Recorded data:
==============================
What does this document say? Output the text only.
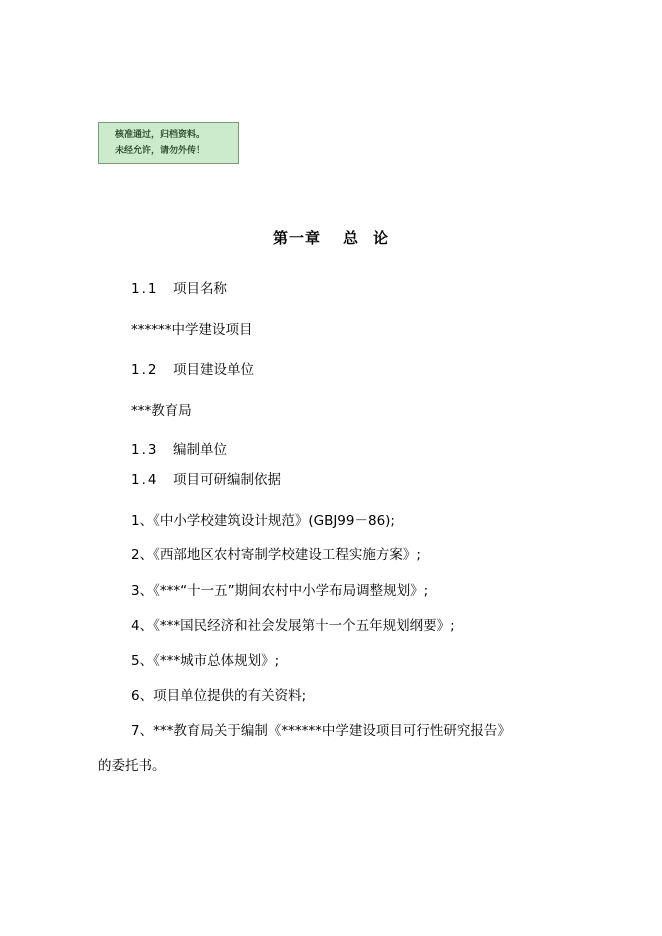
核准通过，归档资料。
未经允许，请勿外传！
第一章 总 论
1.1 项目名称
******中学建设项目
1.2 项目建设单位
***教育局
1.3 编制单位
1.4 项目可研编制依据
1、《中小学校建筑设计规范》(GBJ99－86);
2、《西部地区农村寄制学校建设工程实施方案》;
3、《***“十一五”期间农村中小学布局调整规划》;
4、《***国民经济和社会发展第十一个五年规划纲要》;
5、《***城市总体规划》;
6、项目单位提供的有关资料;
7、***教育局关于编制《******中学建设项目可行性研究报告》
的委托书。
==============================
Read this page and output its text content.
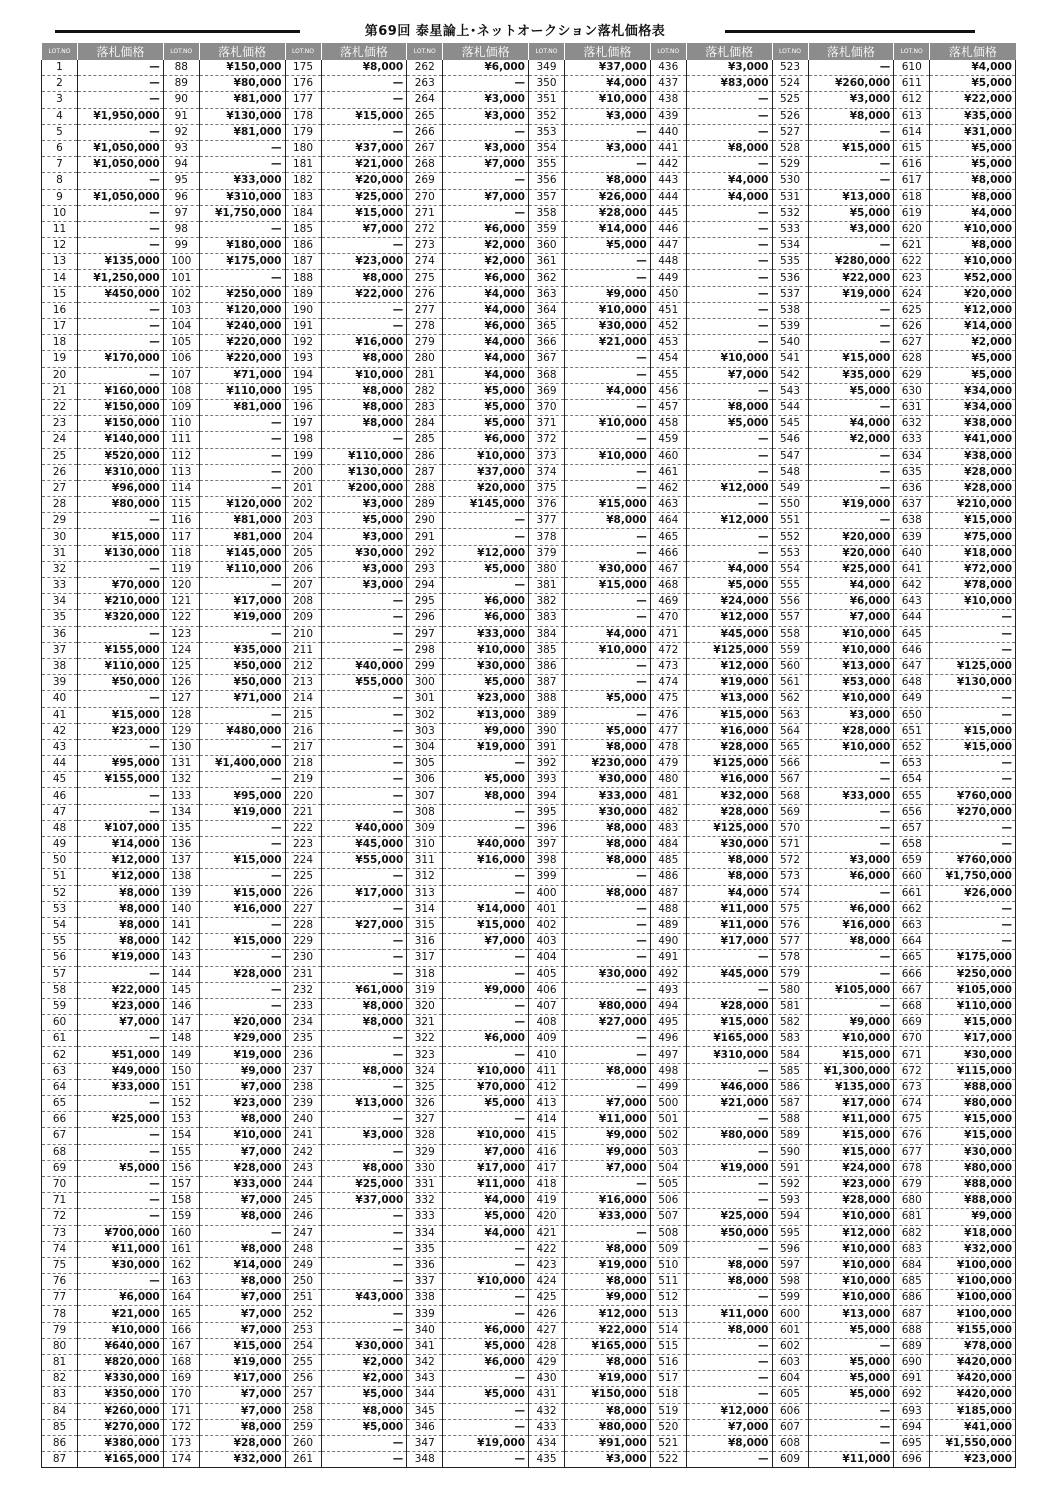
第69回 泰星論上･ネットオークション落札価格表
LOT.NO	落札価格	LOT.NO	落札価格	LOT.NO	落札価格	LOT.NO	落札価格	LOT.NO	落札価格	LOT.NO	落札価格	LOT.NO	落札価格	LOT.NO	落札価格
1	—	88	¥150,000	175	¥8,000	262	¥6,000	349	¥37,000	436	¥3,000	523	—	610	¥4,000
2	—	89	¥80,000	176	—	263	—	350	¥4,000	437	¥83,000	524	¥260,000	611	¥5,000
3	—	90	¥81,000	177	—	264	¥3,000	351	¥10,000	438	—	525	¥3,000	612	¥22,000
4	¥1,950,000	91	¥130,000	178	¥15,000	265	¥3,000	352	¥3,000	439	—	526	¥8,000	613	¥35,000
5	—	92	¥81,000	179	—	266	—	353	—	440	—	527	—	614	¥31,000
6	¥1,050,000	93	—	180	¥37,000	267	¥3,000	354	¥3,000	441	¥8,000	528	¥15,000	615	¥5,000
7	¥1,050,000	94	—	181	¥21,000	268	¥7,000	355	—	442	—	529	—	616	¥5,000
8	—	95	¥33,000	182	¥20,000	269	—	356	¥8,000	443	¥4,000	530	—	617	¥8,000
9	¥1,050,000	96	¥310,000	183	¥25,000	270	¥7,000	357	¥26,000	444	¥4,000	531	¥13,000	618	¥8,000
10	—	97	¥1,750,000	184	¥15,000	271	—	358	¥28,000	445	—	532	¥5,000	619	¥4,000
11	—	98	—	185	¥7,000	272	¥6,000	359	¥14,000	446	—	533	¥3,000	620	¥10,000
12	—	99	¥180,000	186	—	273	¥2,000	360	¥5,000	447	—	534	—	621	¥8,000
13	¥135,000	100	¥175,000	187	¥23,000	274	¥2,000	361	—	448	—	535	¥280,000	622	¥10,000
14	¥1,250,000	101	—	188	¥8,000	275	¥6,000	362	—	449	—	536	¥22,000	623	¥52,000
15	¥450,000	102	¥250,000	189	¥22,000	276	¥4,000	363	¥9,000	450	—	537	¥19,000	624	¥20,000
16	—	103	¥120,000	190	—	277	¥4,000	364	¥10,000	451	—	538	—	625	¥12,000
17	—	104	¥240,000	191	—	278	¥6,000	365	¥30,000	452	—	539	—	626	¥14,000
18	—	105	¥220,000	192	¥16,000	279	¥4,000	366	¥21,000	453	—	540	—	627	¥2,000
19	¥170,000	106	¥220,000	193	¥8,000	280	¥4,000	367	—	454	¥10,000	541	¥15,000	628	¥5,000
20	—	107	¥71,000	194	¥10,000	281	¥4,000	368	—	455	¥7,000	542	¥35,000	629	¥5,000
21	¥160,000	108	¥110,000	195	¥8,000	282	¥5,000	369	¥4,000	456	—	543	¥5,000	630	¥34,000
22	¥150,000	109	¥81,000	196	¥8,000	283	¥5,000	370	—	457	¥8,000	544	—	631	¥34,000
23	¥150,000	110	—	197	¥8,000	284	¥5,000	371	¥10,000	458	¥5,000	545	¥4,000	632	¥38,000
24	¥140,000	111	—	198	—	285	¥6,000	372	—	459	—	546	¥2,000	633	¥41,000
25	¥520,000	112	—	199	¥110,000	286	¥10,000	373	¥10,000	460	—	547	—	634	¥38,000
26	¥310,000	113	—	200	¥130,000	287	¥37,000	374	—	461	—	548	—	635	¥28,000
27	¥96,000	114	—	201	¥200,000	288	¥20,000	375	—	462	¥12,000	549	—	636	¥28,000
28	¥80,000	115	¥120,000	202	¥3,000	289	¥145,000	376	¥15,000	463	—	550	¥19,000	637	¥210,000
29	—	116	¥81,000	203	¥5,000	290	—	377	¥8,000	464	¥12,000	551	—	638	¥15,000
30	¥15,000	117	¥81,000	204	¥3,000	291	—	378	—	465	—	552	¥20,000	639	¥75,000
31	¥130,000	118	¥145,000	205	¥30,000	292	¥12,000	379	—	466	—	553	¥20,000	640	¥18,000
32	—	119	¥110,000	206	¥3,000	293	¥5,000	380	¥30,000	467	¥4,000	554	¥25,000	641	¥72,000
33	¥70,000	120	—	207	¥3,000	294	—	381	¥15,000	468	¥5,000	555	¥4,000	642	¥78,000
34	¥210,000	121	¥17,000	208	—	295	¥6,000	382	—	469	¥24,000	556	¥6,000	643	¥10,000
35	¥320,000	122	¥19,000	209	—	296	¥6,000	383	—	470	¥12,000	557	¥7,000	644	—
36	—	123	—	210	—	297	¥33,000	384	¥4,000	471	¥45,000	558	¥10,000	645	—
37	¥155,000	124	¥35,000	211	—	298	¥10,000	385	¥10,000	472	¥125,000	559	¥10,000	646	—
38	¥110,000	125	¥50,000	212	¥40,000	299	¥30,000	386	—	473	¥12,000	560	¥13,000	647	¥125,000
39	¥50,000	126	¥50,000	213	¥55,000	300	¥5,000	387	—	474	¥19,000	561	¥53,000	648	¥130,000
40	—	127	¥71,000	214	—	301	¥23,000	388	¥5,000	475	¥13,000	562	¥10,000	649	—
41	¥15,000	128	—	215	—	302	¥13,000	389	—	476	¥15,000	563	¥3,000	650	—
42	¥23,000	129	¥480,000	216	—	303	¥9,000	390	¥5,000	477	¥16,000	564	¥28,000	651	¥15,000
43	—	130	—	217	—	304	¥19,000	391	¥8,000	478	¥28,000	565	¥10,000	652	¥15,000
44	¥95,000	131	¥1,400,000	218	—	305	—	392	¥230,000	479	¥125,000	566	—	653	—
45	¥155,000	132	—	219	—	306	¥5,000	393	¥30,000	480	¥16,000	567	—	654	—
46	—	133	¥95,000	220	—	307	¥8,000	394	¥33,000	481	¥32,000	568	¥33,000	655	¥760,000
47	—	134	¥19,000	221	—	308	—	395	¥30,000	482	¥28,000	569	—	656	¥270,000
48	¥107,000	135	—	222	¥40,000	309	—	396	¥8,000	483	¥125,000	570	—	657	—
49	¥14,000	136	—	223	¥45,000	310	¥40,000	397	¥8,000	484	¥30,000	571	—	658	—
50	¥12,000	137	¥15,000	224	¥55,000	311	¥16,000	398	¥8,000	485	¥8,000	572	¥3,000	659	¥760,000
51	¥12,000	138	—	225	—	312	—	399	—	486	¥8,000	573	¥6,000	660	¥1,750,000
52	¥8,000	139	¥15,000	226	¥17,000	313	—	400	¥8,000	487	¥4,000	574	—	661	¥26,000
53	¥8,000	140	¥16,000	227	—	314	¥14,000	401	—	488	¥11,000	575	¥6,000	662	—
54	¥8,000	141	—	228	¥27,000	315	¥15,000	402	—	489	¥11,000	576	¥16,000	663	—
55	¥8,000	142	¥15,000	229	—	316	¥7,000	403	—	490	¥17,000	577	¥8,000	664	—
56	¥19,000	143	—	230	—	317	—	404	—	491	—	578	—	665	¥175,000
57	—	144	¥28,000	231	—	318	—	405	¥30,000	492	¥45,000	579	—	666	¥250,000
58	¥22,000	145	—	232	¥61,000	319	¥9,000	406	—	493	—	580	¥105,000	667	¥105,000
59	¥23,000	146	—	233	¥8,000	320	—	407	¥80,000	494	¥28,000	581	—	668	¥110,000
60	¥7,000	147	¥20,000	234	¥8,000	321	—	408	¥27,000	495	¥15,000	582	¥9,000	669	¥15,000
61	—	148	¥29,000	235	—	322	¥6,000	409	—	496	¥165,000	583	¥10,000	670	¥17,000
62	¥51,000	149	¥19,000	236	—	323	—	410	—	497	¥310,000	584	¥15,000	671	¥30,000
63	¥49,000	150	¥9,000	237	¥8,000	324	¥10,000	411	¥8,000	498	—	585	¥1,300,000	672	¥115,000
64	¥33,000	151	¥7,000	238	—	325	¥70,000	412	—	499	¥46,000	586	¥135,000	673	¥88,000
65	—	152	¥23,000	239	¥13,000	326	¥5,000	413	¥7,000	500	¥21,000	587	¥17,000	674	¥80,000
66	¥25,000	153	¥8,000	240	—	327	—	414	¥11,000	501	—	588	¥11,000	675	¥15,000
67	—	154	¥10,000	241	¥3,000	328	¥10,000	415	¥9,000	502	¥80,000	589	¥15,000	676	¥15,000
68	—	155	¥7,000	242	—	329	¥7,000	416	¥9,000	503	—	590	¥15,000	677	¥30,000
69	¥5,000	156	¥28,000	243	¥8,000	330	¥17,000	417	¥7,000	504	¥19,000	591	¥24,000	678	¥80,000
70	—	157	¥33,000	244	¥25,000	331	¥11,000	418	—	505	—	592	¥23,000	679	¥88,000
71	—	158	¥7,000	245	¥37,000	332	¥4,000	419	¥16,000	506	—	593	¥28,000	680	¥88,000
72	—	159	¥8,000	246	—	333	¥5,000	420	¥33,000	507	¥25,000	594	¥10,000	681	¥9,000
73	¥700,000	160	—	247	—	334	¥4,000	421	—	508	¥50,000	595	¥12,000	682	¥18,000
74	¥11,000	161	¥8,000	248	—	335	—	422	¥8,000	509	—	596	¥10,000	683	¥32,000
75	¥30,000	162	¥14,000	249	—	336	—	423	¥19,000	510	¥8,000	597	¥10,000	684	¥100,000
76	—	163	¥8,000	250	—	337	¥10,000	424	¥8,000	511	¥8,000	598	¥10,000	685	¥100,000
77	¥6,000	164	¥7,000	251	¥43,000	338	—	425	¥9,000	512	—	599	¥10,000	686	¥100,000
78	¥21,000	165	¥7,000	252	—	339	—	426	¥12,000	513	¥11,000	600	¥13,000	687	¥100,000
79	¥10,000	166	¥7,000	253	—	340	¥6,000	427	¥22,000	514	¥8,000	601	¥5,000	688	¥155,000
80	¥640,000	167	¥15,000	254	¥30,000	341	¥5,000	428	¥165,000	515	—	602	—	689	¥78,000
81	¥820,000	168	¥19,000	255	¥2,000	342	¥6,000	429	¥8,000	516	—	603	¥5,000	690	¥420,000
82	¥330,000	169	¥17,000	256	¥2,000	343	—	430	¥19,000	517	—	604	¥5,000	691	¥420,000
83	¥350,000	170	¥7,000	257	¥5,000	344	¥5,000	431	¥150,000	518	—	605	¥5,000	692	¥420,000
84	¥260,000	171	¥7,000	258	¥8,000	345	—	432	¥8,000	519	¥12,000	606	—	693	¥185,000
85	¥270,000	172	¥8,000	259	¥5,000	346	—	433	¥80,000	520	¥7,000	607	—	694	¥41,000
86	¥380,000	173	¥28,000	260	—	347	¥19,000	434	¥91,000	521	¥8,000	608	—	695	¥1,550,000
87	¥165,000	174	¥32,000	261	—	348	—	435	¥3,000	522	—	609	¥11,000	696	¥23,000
==============================
**REQUIRED TASK**
Copy, from the material above, each line in which the string "this" occurs.

**WRITTEN RESPONSE**
What does this document say? Output the text only.
Read this page and output its text content.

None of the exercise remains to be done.